╭──

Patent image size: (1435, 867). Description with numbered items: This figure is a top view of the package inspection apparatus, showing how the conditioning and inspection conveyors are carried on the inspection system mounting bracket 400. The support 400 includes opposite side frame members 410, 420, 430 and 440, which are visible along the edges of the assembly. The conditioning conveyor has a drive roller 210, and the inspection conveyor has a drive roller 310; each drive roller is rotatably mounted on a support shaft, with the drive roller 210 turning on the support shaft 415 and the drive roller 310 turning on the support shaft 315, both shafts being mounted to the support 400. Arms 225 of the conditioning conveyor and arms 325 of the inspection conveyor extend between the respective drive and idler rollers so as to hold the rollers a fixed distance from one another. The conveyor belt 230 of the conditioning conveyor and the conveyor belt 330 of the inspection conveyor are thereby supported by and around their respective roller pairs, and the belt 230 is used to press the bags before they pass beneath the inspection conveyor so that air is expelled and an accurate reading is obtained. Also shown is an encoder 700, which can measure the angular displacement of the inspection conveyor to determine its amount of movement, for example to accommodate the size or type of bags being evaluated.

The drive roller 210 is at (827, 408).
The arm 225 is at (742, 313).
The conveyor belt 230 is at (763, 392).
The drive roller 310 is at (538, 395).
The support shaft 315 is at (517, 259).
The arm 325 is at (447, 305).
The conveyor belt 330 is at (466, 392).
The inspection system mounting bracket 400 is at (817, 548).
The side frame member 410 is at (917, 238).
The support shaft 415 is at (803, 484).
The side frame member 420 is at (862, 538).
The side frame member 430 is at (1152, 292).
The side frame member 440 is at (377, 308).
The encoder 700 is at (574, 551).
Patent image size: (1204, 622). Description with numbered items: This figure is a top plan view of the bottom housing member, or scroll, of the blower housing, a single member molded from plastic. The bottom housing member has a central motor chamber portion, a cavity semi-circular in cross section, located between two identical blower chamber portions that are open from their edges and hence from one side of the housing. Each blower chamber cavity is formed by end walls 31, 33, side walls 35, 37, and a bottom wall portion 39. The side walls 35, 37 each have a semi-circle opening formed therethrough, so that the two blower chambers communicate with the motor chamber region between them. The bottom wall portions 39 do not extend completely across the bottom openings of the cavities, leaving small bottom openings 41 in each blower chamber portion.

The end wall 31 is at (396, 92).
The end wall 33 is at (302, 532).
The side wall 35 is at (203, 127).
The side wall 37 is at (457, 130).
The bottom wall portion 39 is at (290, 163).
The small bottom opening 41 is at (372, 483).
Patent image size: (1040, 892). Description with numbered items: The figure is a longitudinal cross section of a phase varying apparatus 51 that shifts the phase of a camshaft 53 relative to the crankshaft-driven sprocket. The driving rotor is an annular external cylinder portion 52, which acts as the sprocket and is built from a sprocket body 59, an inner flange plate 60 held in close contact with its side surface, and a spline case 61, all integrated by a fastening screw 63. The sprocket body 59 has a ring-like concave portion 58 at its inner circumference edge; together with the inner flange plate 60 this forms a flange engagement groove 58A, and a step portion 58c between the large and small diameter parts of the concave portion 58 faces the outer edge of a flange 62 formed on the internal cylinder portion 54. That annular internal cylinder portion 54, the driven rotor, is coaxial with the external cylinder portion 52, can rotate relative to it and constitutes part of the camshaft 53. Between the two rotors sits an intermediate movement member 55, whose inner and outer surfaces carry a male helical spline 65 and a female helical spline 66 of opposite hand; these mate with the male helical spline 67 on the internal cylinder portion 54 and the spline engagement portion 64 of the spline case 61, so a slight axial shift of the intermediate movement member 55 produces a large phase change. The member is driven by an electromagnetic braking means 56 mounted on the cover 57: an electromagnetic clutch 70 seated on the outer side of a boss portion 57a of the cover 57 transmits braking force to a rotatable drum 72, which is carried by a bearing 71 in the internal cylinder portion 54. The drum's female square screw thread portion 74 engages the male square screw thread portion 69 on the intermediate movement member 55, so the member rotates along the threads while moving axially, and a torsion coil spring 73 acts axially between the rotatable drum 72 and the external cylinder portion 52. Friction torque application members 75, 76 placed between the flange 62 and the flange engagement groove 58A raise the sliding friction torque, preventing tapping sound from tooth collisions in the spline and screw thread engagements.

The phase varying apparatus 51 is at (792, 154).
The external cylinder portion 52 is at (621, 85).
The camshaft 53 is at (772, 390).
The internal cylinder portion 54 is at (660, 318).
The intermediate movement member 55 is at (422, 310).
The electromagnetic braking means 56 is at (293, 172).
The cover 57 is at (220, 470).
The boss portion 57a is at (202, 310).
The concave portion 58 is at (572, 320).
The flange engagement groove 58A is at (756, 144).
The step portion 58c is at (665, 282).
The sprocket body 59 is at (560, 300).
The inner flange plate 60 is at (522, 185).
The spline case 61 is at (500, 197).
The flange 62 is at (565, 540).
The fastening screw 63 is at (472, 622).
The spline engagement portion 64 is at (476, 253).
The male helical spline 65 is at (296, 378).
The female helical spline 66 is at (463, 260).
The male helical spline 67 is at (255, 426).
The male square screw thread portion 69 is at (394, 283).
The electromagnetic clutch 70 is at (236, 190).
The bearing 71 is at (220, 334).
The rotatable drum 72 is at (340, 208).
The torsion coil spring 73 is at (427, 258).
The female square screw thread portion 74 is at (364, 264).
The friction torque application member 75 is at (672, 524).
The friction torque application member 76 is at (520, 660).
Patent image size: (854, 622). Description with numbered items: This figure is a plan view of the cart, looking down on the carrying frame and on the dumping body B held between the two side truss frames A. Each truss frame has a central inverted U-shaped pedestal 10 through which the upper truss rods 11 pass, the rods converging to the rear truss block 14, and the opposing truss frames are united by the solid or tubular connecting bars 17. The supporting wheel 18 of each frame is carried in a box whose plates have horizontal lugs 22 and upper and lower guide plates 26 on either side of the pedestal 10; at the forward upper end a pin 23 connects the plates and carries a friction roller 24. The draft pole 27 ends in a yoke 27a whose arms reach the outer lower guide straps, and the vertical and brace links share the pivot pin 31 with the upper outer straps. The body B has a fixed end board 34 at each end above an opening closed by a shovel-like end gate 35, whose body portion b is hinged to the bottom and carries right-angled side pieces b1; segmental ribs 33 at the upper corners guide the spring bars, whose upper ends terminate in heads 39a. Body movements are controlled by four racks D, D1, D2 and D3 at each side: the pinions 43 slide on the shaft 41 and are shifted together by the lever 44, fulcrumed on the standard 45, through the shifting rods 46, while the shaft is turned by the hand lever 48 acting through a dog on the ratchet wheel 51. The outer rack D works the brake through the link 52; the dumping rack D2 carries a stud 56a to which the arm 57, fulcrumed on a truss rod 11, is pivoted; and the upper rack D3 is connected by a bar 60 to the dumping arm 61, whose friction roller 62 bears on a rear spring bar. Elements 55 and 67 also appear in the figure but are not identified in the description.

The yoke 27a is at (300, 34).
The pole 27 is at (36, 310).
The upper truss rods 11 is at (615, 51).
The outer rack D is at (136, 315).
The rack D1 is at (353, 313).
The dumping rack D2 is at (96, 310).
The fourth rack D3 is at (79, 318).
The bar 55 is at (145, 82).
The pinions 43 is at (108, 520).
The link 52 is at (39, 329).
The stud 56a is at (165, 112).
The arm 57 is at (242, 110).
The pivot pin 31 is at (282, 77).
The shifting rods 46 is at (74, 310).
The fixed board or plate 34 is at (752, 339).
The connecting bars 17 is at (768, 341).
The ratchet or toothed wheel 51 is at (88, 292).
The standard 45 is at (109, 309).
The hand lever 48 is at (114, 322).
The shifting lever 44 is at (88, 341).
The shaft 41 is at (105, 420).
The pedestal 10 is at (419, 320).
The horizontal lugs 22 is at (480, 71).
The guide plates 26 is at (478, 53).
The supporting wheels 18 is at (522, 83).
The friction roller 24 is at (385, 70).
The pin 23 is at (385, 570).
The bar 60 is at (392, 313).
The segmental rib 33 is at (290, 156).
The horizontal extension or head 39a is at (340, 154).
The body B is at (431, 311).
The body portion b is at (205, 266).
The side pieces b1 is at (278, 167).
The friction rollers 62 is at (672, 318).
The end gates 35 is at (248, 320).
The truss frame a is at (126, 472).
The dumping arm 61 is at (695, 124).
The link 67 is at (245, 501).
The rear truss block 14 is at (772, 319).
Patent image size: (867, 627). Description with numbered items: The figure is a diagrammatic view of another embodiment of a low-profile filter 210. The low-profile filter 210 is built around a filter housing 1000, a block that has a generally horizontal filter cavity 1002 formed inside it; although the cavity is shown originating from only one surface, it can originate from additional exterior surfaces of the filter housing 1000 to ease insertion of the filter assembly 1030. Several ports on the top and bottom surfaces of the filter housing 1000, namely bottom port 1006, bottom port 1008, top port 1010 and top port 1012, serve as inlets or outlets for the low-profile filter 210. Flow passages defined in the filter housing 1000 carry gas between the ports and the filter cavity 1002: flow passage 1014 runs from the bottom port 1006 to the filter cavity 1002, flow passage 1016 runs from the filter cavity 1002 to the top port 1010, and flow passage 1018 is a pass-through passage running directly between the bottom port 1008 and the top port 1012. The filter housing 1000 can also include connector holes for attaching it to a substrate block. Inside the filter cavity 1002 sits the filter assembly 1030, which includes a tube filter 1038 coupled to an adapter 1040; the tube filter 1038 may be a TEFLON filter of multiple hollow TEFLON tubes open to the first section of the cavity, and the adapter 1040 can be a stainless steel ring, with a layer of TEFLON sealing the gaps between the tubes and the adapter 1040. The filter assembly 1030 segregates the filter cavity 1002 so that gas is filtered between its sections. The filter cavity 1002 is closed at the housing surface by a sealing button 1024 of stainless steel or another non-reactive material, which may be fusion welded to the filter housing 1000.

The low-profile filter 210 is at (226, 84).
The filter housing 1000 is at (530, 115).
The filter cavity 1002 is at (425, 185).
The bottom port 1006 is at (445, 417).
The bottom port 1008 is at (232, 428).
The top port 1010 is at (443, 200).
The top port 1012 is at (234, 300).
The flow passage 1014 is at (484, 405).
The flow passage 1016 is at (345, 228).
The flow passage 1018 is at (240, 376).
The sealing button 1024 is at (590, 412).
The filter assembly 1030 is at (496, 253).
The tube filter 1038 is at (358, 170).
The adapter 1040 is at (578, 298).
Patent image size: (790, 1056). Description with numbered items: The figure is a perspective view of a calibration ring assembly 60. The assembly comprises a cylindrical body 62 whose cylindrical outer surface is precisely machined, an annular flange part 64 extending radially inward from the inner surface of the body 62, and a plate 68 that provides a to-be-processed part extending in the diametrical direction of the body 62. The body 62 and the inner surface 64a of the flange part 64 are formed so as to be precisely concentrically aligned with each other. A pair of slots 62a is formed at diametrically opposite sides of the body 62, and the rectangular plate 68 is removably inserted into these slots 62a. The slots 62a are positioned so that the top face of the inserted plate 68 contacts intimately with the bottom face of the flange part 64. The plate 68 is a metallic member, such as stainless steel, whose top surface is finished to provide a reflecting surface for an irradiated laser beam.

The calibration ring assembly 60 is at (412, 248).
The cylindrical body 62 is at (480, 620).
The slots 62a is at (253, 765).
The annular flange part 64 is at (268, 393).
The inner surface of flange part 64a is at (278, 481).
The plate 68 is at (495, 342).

╰──

OBJECTIVE: Find every line in the listing above that contains the string "lever", and copy each of those lines in full.

WRITTEN REPLY:
Patent image size: (854, 622). Description with numbered items: This figure is a plan view of the cart, looking down on the carrying frame and on the dumping body B held between the two side truss frames A. Each truss frame has a central inverted U-shaped pedestal 10 through which the upper truss rods 11 pass, the rods converging to the rear truss block 14, and the opposing truss frames are united by the solid or tubular connecting bars 17. The supporting wheel 18 of each frame is carried in a box whose plates have horizontal lugs 22 and upper and lower guide plates 26 on either side of the pedestal 10; at the forward upper end a pin 23 connects the plates and carries a friction roller 24. The draft pole 27 ends in a yoke 27a whose arms reach the outer lower guide straps, and the vertical and brace links share the pivot pin 31 with the upper outer straps. The body B has a fixed end board 34 at each end above an opening closed by a shovel-like end gate 35, whose body portion b is hinged to the bottom and carries right-angled side pieces b1; segmental ribs 33 at the upper corners guide the spring bars, whose upper ends terminate in heads 39a. Body movements are controlled by four racks D, D1, D2 and D3 at each side: the pinions 43 slide on the shaft 41 and are shifted together by the lever 44, fulcrumed on the standard 45, through the shifting rods 46, while the shaft is turned by the hand lever 48 acting through a dog on the ratchet wheel 51. The outer rack D works the brake through the link 52; the dumping rack D2 carries a stud 56a to which the arm 57, fulcrumed on a truss rod 11, is pivoted; and the upper rack D3 is connected by a bar 60 to the dumping arm 61, whose friction roller 62 bears on a rear spring bar. Elements 55 and 67 also appear in the figure but are not identified in the description.
The hand lever 48 is at (114, 322).
The shifting lever 44 is at (88, 341).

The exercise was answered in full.